** START **
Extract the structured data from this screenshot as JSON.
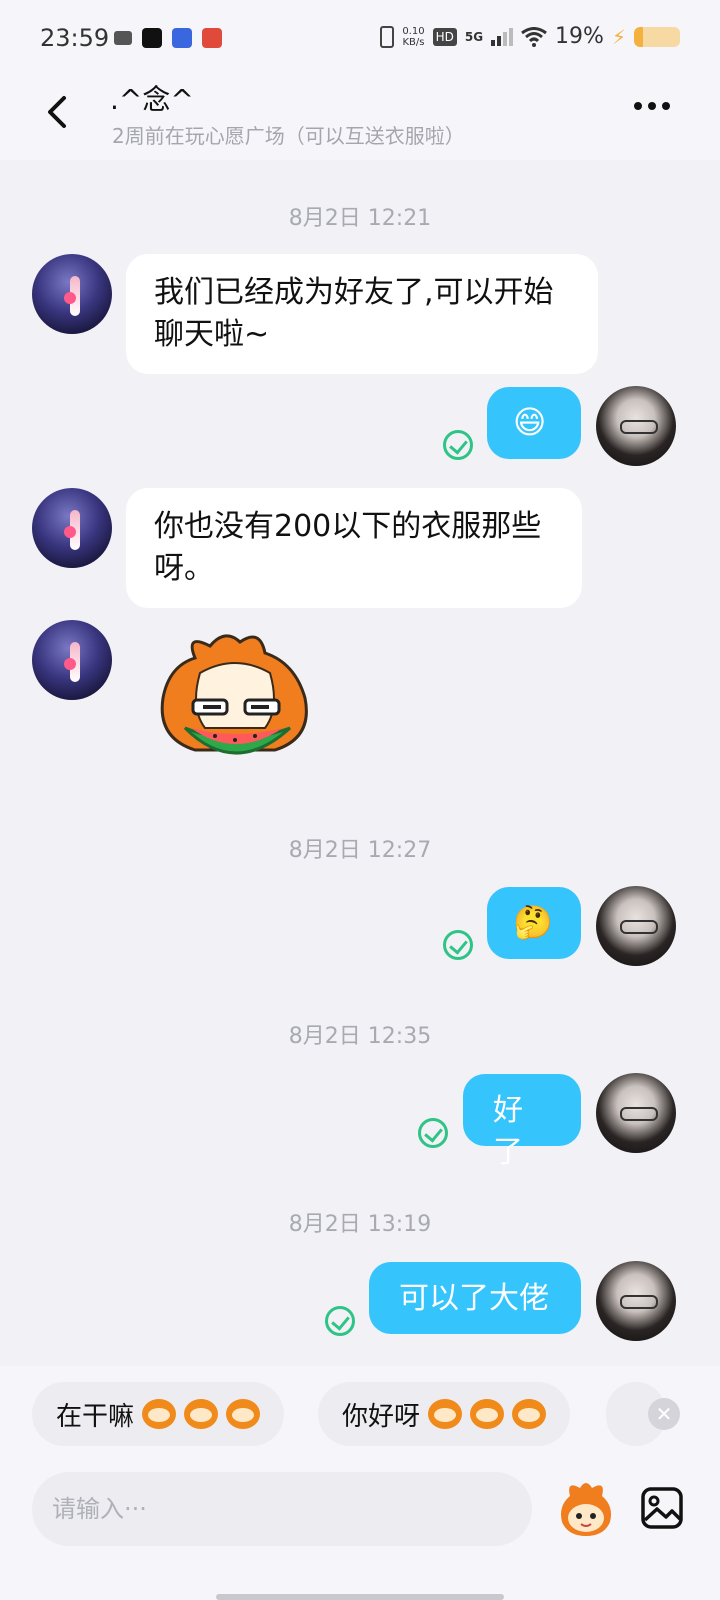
{
  "status_bar": {
    "time": "23:59",
    "net_speed_value": "0.10",
    "net_speed_unit": "KB/s",
    "hd_badge": "HD",
    "network": "5G",
    "battery_pct": "19%",
    "battery_level": 0.19,
    "icons": [
      "video-camera-icon",
      "tiktok-icon",
      "app-icon",
      "app-icon",
      "vibrate-icon",
      "signal-icon",
      "wifi-icon",
      "charging-icon",
      "battery-icon"
    ]
  },
  "header": {
    "title": ".^念^",
    "subtitle": "2周前在玩心愿广场（可以互送衣服啦）"
  },
  "messages": {
    "ts1": "8月2日 12:21",
    "m1": "我们已经成为好友了,可以开始聊天啦~",
    "m2_emoji": "😄",
    "m3": "你也没有200以下的衣服那些呀。",
    "ts2": "8月2日 12:27",
    "m5_emoji": "🤔",
    "ts3": "8月2日 12:35",
    "m6": "好了",
    "ts4": "8月2日 13:19",
    "m7": "可以了大佬"
  },
  "quick_replies": {
    "chip1": "在干嘛",
    "chip2": "你好呀"
  },
  "input": {
    "placeholder": "请输入···"
  },
  "colors": {
    "outgoing_bubble": "#35c4fb",
    "read_tick": "#2ec486",
    "background": "#f1f1f6"
  }
}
** END **
# The exercise:
Without the pictures, retype the whole of the material above exactly.

# Output of the exercise:
Extract the structured data from this screenshot as JSON.
{
  "status_bar": {
    "time": "23:59",
    "net_speed_value": "0.10",
    "net_speed_unit": "KB/s",
    "hd_badge": "HD",
    "network": "5G",
    "battery_pct": "19%",
    "battery_level": 0.19,
    "icons": [
      "video-camera-icon",
      "tiktok-icon",
      "app-icon",
      "app-icon",
      "vibrate-icon",
      "signal-icon",
      "wifi-icon",
      "charging-icon",
      "battery-icon"
    ]
  },
  "header": {
    "title": ".^念^",
    "subtitle": "2周前在玩心愿广场（可以互送衣服啦）"
  },
  "messages": {
    "ts1": "8月2日 12:21",
    "m1": "我们已经成为好友了,可以开始聊天啦~",
    "m2_emoji": "😄",
    "m3": "你也没有200以下的衣服那些呀。",
    "ts2": "8月2日 12:27",
    "m5_emoji": "🤔",
    "ts3": "8月2日 12:35",
    "m6": "好了",
    "ts4": "8月2日 13:19",
    "m7": "可以了大佬"
  },
  "quick_replies": {
    "chip1": "在干嘛",
    "chip2": "你好呀"
  },
  "input": {
    "placeholder": "请输入···"
  },
  "colors": {
    "outgoing_bubble": "#35c4fb",
    "read_tick": "#2ec486",
    "background": "#f1f1f6"
  }
}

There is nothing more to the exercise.